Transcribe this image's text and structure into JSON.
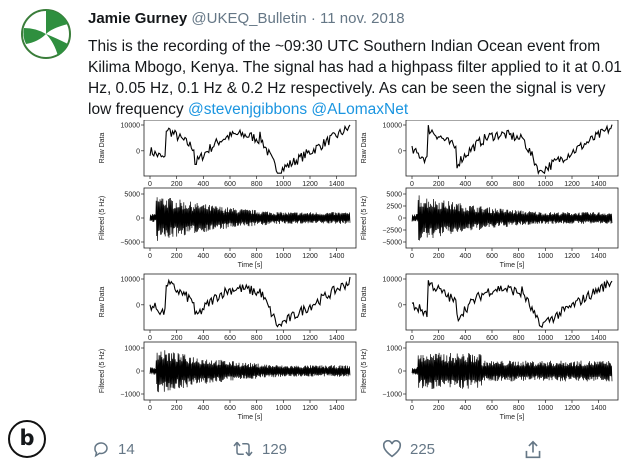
{
  "tweet": {
    "author_name": "Jamie Gurney",
    "handle": "@UKEQ_Bulletin",
    "separator": "·",
    "date": "11 nov. 2018",
    "text": "This is the recording of the ~09:30 UTC Southern Indian Ocean event from Kilima Mbogo, Kenya. The signal has had a highpass filter applied to it at 0.01 Hz, 0.05 Hz, 0.1 Hz & 0.2 Hz respectively. As can be seen the signal is very low frequency",
    "mentions": [
      "@stevenjgibbons",
      "@ALomaxNet"
    ]
  },
  "figure_label": "b",
  "actions": {
    "reply_count": "14",
    "retweet_count": "129",
    "like_count": "225"
  },
  "chart_data": [
    {
      "type": "line",
      "panel": "top-left-raw",
      "ylabel": "Raw Data",
      "yticks": [
        "10000",
        "0"
      ],
      "xticks": [
        "0",
        "200",
        "400",
        "600",
        "800",
        "1000",
        "1200",
        "1400"
      ]
    },
    {
      "type": "line",
      "panel": "top-left-filtered",
      "ylabel": "Filtered (5 Hz)",
      "yticks": [
        "5000",
        "0",
        "−5000"
      ],
      "xticks": [
        "0",
        "200",
        "400",
        "600",
        "800",
        "1000",
        "1200",
        "1400"
      ],
      "xlabel": "Time [s]"
    },
    {
      "type": "line",
      "panel": "top-right-raw",
      "ylabel": "Raw Data",
      "yticks": [
        "10000",
        "0"
      ],
      "xticks": [
        "0",
        "200",
        "400",
        "600",
        "800",
        "1000",
        "1200",
        "1400"
      ]
    },
    {
      "type": "line",
      "panel": "top-right-filtered",
      "ylabel": "Filtered (5 Hz)",
      "yticks": [
        "5000",
        "2500",
        "0",
        "−2500",
        "−5000"
      ],
      "xticks": [
        "0",
        "200",
        "400",
        "600",
        "800",
        "1000",
        "1200",
        "1400"
      ],
      "xlabel": "Time [s]"
    },
    {
      "type": "line",
      "panel": "bottom-left-raw",
      "ylabel": "Raw Data",
      "yticks": [
        "10000",
        "0"
      ],
      "xticks": [
        "0",
        "200",
        "400",
        "600",
        "800",
        "1000",
        "1200",
        "1400"
      ]
    },
    {
      "type": "line",
      "panel": "bottom-left-filtered",
      "ylabel": "Filtered (5 Hz)",
      "yticks": [
        "1000",
        "0",
        "−1000"
      ],
      "xticks": [
        "0",
        "200",
        "400",
        "600",
        "800",
        "1000",
        "1200",
        "1400"
      ],
      "xlabel": "Time [s]"
    },
    {
      "type": "line",
      "panel": "bottom-right-raw",
      "ylabel": "Raw Data",
      "yticks": [
        "10000",
        "0"
      ],
      "xticks": [
        "0",
        "200",
        "400",
        "600",
        "800",
        "1000",
        "1200",
        "1400"
      ]
    },
    {
      "type": "line",
      "panel": "bottom-right-filtered",
      "ylabel": "Filtered (5 Hz)",
      "yticks": [
        "1000",
        "0",
        "−1000"
      ],
      "xticks": [
        "0",
        "200",
        "400",
        "600",
        "800",
        "1000",
        "1200",
        "1400"
      ],
      "xlabel": "Time [s]"
    }
  ]
}
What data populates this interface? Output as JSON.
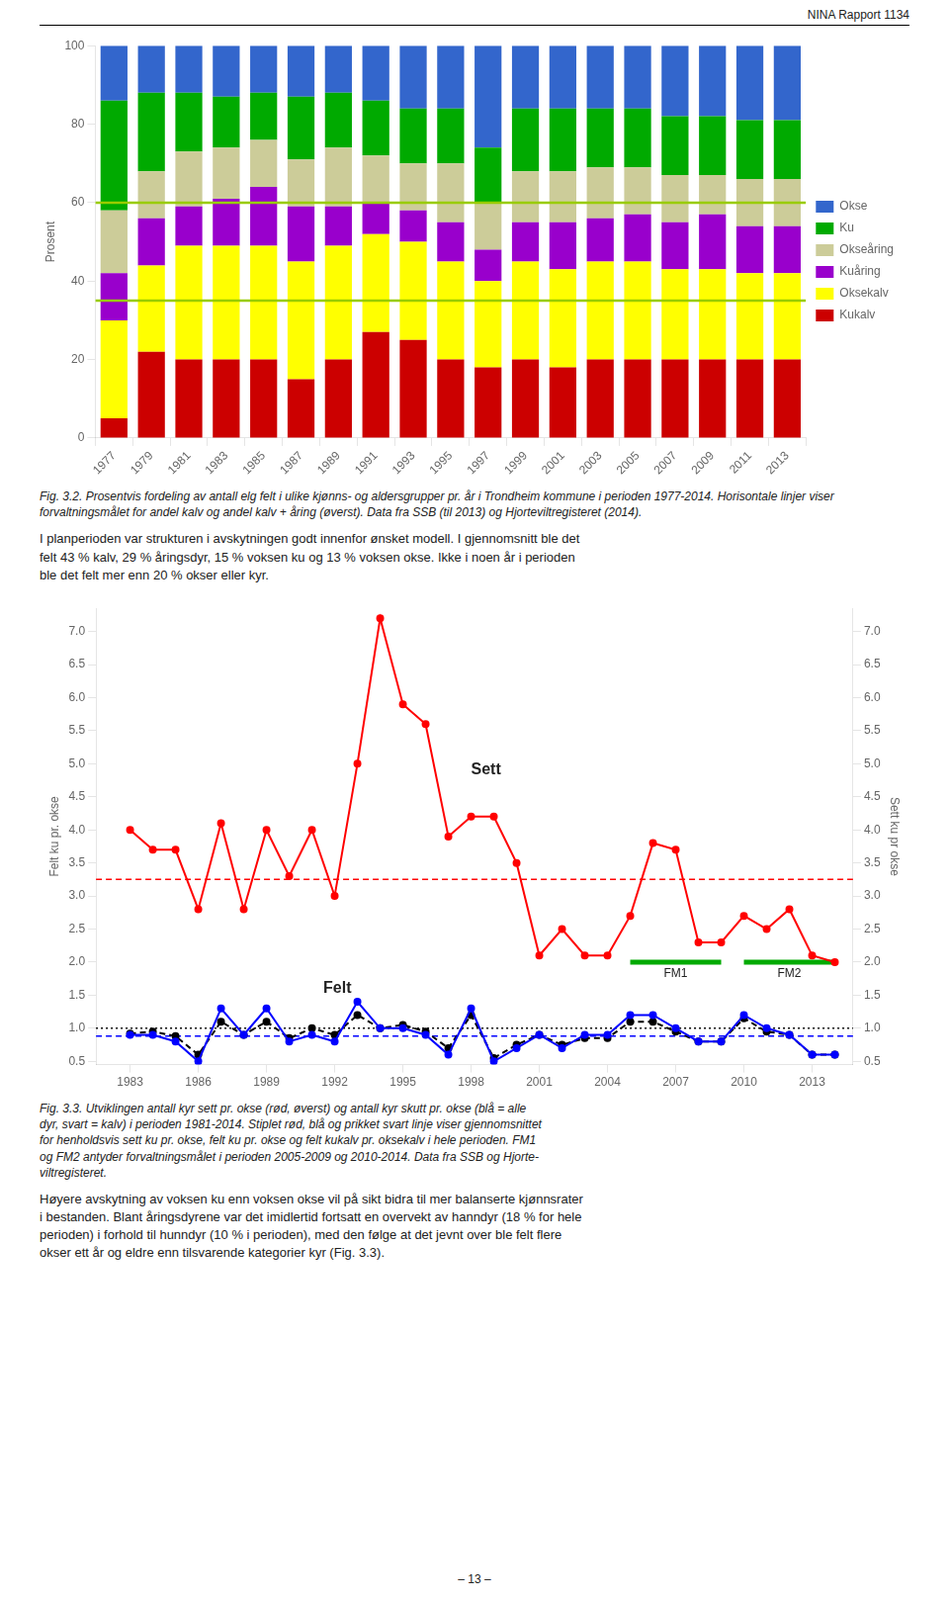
▬▬▬▬▬▬
> [What you will do]:
Pick each line holding the word "panel" out of the listing.

> [Reply]:
      "panel": "top-left-raw",
      "panel": "top-left-filtered",
      "panel": "top-right-raw",
      "panel": "top-right-filtered",
      "panel": "bottom-left-raw",
      "panel": "bottom-left-filtered",
      "panel": "bottom-right-raw",
      "panel": "bottom-right-filtered",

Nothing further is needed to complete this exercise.